» **PROBLEM DESCRIPTION**
From the records, pick out and copy each line containing "text".

» **EXTRACTED MATERIAL**
<<<<

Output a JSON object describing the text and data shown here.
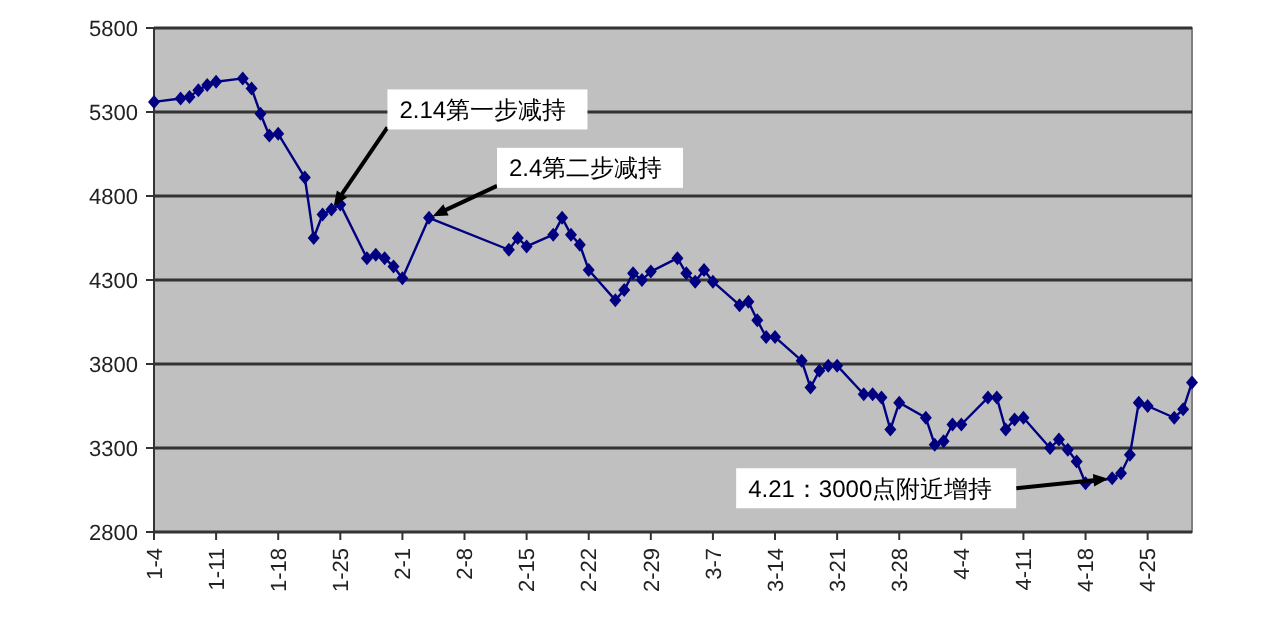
{
  "chart_data": {
    "type": "line",
    "marker": "diamond",
    "grid": "y",
    "x": [
      "--01-04",
      "--01-07",
      "--01-08",
      "--01-09",
      "--01-10",
      "--01-11",
      "--01-14",
      "--01-15",
      "--01-16",
      "--01-17",
      "--01-18",
      "--01-21",
      "--01-22",
      "--01-23",
      "--01-24",
      "--01-25",
      "--01-28",
      "--01-29",
      "--01-30",
      "--01-31",
      "--02-01",
      "--02-04",
      "--02-13",
      "--02-14",
      "--02-15",
      "--02-18",
      "--02-19",
      "--02-20",
      "--02-21",
      "--02-22",
      "--02-25",
      "--02-26",
      "--02-27",
      "--02-28",
      "--02-29",
      "--03-03",
      "--03-04",
      "--03-05",
      "--03-06",
      "--03-07",
      "--03-10",
      "--03-11",
      "--03-12",
      "--03-13",
      "--03-14",
      "--03-17",
      "--03-18",
      "--03-19",
      "--03-20",
      "--03-21",
      "--03-24",
      "--03-25",
      "--03-26",
      "--03-27",
      "--03-28",
      "--03-31",
      "--04-01",
      "--04-02",
      "--04-03",
      "--04-04",
      "--04-07",
      "--04-08",
      "--04-09",
      "--04-10",
      "--04-11",
      "--04-14",
      "--04-15",
      "--04-16",
      "--04-17",
      "--04-18",
      "--04-21",
      "--04-22",
      "--04-23",
      "--04-24",
      "--04-25",
      "--04-28",
      "--04-29",
      "--04-30"
    ],
    "series": [
      {
        "color": "#000080",
        "values": [
          5360,
          5380,
          5390,
          5430,
          5460,
          5480,
          5500,
          5440,
          5290,
          5160,
          5170,
          4910,
          4550,
          4690,
          4720,
          4750,
          4430,
          4450,
          4430,
          4380,
          4310,
          4670,
          4480,
          4550,
          4500,
          4570,
          4670,
          4570,
          4510,
          4360,
          4180,
          4240,
          4340,
          4300,
          4350,
          4430,
          4340,
          4290,
          4360,
          4290,
          4150,
          4170,
          4060,
          3960,
          3960,
          3820,
          3660,
          3760,
          3790,
          3790,
          3620,
          3620,
          3600,
          3410,
          3570,
          3480,
          3320,
          3340,
          3440,
          3440,
          3600,
          3600,
          3410,
          3470,
          3480,
          3300,
          3350,
          3290,
          3220,
          3090,
          3120,
          3150,
          3260,
          3570,
          3550,
          3480,
          3530,
          3690
        ]
      }
    ],
    "xlim": [
      "--01-04",
      "--04-30"
    ],
    "xticks": [
      {
        "value": "--01-04",
        "label": "1-4"
      },
      {
        "value": "--01-11",
        "label": "1-11"
      },
      {
        "value": "--01-18",
        "label": "1-18"
      },
      {
        "value": "--01-25",
        "label": "1-25"
      },
      {
        "value": "--02-01",
        "label": "2-1"
      },
      {
        "value": "--02-08",
        "label": "2-8"
      },
      {
        "value": "--02-15",
        "label": "2-15"
      },
      {
        "value": "--02-22",
        "label": "2-22"
      },
      {
        "value": "--02-29",
        "label": "2-29"
      },
      {
        "value": "--03-07",
        "label": "3-7"
      },
      {
        "value": "--03-14",
        "label": "3-14"
      },
      {
        "value": "--03-21",
        "label": "3-21"
      },
      {
        "value": "--03-28",
        "label": "3-28"
      },
      {
        "value": "--04-04",
        "label": "4-4"
      },
      {
        "value": "--04-11",
        "label": "4-11"
      },
      {
        "value": "--04-18",
        "label": "4-18"
      },
      {
        "value": "--04-25",
        "label": "4-25"
      }
    ],
    "ylim": [
      2800,
      5800
    ],
    "yticks": [
      2800,
      3300,
      3800,
      4300,
      4800,
      5300,
      5800
    ],
    "annotations": [
      {
        "text": "2.14第一步减持",
        "x": "--01-24",
        "y": 4720
      },
      {
        "text": "2.4第二步减持",
        "x": "--02-04",
        "y": 4670
      },
      {
        "text": "4.21：3000点附近增持",
        "x": "--04-21",
        "y": 3120
      }
    ]
  }
}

>>>>

» **FINISHED TASK**
Output a JSON object describing the text and data shown here.
        "text": "2.14第一步减持",
        "text": "2.4第二步减持",
        "text": "4.21：3000点附近增持",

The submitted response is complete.